▸ Data

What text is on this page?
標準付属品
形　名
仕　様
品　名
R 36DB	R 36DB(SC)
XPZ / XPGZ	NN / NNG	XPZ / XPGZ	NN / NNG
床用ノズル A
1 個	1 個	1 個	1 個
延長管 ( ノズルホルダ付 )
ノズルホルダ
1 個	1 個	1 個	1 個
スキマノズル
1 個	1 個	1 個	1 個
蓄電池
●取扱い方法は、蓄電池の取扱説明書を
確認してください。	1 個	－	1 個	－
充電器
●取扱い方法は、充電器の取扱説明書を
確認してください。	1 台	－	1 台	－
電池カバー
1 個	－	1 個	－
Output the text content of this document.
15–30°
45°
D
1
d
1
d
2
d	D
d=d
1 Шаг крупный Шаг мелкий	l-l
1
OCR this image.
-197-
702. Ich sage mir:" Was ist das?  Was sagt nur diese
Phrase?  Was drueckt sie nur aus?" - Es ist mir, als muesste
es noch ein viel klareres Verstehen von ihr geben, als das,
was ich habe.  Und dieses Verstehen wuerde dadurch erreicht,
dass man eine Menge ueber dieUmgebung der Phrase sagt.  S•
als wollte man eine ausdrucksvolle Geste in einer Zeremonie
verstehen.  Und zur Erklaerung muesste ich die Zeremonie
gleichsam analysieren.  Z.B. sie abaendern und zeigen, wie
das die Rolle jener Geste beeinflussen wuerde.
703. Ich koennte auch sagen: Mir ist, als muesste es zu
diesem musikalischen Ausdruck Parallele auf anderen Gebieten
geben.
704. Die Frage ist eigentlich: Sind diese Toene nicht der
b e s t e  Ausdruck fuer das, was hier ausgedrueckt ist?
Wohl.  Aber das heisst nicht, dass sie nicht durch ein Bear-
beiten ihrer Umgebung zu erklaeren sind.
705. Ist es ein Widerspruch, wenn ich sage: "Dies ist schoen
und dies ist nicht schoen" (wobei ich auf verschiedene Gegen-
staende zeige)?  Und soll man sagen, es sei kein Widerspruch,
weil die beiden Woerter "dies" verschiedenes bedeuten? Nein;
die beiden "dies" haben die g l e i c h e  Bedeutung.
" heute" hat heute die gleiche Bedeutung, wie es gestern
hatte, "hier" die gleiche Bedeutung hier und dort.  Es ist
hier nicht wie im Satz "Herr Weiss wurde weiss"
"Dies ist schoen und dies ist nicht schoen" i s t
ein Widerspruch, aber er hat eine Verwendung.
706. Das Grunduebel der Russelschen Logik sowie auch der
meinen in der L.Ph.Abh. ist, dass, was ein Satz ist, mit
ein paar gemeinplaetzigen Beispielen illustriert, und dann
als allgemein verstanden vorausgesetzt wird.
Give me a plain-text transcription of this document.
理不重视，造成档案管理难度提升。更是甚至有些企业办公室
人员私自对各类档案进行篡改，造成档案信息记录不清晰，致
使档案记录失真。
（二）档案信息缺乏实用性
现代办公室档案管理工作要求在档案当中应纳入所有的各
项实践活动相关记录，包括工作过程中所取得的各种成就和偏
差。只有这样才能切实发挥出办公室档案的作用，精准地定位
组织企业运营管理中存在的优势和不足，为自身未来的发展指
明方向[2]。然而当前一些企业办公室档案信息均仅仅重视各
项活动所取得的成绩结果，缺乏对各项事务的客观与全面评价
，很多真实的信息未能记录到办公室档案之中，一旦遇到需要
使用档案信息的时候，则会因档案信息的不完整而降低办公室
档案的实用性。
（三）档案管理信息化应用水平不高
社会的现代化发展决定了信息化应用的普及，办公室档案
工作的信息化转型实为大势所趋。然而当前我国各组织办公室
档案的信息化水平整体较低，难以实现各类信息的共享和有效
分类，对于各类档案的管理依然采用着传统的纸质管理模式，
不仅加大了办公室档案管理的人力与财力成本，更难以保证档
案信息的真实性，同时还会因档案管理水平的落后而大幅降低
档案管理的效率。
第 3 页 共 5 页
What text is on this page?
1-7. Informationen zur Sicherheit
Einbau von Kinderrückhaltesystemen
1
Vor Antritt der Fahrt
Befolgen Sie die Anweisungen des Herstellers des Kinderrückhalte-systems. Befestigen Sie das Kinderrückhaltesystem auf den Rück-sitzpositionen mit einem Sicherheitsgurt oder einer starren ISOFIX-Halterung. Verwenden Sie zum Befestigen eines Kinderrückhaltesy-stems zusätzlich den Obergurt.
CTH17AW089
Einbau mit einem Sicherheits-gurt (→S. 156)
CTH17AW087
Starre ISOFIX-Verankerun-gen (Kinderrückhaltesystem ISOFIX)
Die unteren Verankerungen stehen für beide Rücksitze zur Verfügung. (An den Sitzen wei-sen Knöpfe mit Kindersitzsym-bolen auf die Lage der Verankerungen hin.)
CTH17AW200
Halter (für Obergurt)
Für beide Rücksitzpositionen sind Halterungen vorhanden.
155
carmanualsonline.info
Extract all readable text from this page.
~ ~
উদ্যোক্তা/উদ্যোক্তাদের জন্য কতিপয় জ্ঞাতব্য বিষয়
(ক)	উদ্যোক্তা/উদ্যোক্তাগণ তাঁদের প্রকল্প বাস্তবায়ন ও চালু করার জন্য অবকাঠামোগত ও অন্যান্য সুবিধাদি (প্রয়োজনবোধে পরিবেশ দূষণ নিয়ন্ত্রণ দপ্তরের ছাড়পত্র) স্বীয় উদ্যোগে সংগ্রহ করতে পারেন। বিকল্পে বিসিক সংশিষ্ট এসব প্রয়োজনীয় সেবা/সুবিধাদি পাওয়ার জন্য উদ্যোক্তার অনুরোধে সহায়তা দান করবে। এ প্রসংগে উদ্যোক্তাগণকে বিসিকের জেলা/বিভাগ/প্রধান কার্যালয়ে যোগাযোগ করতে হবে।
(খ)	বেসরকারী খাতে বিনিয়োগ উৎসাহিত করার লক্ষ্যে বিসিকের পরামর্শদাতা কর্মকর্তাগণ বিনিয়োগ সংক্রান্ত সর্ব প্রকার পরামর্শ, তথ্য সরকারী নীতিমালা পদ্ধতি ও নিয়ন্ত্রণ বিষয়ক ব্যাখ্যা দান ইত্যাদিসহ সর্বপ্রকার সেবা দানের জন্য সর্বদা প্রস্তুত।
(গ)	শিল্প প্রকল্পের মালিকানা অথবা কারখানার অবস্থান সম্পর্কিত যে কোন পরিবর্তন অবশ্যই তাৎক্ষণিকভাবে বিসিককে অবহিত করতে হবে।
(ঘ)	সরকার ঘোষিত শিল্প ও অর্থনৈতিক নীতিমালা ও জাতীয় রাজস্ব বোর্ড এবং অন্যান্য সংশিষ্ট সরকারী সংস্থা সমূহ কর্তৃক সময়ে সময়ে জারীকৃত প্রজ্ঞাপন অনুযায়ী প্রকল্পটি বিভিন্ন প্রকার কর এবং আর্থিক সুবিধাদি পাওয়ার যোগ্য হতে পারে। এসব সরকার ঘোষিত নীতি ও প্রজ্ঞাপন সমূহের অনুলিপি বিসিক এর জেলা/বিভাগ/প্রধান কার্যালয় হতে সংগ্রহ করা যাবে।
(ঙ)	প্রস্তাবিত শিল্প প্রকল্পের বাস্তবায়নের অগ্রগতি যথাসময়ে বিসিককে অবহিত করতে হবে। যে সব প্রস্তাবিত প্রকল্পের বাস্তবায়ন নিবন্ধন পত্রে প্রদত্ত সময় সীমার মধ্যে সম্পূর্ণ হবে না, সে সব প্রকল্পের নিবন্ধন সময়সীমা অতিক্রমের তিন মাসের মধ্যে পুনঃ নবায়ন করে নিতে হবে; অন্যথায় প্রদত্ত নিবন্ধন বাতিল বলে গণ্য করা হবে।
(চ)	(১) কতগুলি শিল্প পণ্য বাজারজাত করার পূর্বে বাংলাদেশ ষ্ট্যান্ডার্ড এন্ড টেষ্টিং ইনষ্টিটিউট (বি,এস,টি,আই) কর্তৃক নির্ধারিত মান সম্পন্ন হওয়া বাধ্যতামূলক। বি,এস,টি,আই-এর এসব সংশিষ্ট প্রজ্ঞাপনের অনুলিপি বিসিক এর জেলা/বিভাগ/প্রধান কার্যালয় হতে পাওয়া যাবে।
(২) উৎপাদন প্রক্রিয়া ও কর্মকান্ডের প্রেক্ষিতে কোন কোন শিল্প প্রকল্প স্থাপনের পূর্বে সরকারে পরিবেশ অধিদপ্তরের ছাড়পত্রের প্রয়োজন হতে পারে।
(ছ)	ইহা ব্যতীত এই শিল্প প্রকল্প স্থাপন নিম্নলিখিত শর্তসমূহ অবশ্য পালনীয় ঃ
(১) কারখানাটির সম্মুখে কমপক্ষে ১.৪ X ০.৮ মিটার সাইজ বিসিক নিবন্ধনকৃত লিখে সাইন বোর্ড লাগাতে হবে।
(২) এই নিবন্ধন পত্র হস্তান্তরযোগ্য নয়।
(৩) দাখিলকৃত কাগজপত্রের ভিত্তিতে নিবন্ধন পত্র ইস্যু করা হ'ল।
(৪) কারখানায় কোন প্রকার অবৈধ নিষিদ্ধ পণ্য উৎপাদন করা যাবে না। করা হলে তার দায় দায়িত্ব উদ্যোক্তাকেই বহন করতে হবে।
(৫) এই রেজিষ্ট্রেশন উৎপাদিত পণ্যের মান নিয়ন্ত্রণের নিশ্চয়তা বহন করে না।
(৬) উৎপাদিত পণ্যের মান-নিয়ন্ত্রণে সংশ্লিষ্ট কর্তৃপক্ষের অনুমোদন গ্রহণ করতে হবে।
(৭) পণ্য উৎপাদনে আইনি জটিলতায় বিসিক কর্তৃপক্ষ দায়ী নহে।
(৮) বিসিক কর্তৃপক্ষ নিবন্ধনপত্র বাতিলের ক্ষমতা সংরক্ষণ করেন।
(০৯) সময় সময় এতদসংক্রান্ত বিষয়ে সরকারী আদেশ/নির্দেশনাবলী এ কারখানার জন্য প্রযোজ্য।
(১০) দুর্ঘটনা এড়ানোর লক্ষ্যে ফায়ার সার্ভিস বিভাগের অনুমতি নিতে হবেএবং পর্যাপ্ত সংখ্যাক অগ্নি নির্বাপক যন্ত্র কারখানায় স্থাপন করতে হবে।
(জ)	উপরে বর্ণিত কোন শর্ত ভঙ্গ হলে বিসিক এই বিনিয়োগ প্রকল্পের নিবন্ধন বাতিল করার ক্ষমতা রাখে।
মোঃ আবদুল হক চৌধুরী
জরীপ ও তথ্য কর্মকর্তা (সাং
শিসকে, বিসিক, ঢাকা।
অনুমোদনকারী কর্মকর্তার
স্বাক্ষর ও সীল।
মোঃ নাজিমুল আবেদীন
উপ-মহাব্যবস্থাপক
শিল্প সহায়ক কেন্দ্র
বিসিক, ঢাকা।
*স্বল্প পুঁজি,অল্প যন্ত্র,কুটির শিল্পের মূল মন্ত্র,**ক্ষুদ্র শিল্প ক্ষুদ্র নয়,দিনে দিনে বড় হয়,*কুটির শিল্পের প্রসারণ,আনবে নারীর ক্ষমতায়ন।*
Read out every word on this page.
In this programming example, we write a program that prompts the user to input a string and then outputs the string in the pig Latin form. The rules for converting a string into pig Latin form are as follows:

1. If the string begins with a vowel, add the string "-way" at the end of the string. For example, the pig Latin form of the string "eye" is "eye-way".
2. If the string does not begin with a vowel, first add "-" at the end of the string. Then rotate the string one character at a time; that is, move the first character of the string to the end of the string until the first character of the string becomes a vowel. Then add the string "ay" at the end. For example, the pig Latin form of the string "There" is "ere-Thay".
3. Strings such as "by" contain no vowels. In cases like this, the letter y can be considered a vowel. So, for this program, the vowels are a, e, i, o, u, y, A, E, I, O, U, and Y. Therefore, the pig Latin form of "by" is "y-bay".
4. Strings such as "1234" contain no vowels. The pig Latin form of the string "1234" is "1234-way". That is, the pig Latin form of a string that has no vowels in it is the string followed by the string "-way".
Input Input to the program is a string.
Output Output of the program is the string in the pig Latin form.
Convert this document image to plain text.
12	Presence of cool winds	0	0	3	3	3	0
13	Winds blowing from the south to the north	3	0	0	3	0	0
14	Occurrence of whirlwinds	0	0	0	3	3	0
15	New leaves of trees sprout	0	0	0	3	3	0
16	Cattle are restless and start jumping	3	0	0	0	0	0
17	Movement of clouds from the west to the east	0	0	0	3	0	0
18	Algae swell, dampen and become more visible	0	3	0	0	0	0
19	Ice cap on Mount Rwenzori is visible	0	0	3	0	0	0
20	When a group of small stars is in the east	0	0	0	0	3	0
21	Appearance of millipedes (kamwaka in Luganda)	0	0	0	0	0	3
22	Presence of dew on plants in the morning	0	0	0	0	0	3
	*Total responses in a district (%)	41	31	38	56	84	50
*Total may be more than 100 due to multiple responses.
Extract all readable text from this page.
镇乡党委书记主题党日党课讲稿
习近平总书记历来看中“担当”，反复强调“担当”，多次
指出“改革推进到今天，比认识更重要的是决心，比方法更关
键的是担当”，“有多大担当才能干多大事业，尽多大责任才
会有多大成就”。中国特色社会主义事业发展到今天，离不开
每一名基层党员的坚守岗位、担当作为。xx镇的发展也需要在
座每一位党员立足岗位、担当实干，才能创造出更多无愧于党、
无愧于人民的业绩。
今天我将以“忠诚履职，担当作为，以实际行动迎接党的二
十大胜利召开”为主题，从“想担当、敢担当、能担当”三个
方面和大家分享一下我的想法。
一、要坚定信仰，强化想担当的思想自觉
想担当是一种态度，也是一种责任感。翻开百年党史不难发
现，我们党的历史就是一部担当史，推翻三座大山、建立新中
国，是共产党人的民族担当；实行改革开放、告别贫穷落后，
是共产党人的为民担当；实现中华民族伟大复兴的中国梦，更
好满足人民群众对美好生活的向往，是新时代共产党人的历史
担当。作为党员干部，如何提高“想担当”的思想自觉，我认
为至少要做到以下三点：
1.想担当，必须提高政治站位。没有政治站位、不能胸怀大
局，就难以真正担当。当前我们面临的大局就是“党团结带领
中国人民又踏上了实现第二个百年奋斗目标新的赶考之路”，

▸ Instructions to follow
List every line above that contains the word "Satz".

▸ The result
hier nicht wie im Satz "Herr Weiss wurde weiss"
meinen in der L.Ph.Abh. ist, dass, was ein Satz ist, mit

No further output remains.